Provided data:
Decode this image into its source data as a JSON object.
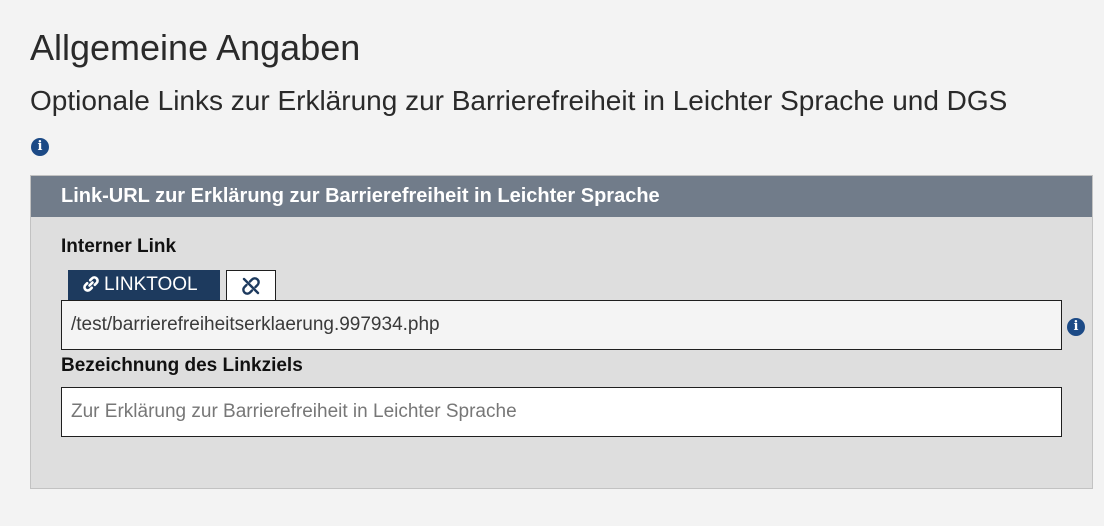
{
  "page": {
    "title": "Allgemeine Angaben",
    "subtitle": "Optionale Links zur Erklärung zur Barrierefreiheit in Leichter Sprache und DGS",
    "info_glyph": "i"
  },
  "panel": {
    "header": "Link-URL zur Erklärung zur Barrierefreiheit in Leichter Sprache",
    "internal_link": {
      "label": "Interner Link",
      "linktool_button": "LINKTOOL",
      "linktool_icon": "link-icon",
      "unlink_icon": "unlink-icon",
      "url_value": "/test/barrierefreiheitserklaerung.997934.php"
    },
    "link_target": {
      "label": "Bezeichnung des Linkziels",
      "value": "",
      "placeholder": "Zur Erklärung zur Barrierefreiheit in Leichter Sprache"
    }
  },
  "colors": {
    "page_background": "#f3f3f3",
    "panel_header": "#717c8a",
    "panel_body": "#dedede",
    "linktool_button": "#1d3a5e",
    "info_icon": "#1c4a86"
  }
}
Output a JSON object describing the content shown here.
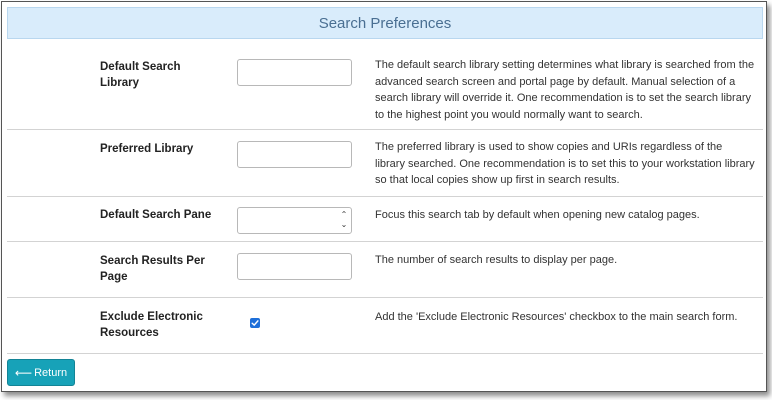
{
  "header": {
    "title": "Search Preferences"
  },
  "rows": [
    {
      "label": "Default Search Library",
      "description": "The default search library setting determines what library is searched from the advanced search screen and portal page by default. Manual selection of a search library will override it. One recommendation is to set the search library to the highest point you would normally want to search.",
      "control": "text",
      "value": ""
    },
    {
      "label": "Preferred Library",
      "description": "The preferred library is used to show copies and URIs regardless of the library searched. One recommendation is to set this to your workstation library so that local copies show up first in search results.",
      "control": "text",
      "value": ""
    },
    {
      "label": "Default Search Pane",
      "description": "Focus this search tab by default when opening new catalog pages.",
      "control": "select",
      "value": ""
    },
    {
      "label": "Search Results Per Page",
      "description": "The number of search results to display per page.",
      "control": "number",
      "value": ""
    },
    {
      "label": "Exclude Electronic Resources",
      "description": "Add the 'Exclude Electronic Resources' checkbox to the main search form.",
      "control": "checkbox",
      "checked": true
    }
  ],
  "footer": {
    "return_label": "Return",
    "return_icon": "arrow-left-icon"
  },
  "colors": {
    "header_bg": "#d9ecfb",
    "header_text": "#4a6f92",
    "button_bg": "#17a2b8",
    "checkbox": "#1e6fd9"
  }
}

Exercise brief:
Print again, word for word, every line from the line with "Output a JSON" to the final line of the records, inclusive; skip the pictures.

Solution to this problem:
Output a JSON object describing the content shown here.
{
  "header": {
    "title": "Search Preferences"
  },
  "rows": [
    {
      "label": "Default Search Library",
      "description": "The default search library setting determines what library is searched from the advanced search screen and portal page by default. Manual selection of a search library will override it. One recommendation is to set the search library to the highest point you would normally want to search.",
      "control": "text",
      "value": ""
    },
    {
      "label": "Preferred Library",
      "description": "The preferred library is used to show copies and URIs regardless of the library searched. One recommendation is to set this to your workstation library so that local copies show up first in search results.",
      "control": "text",
      "value": ""
    },
    {
      "label": "Default Search Pane",
      "description": "Focus this search tab by default when opening new catalog pages.",
      "control": "select",
      "value": ""
    },
    {
      "label": "Search Results Per Page",
      "description": "The number of search results to display per page.",
      "control": "number",
      "value": ""
    },
    {
      "label": "Exclude Electronic Resources",
      "description": "Add the 'Exclude Electronic Resources' checkbox to the main search form.",
      "control": "checkbox",
      "checked": true
    }
  ],
  "footer": {
    "return_label": "Return",
    "return_icon": "arrow-left-icon"
  },
  "colors": {
    "header_bg": "#d9ecfb",
    "header_text": "#4a6f92",
    "button_bg": "#17a2b8",
    "checkbox": "#1e6fd9"
  }
}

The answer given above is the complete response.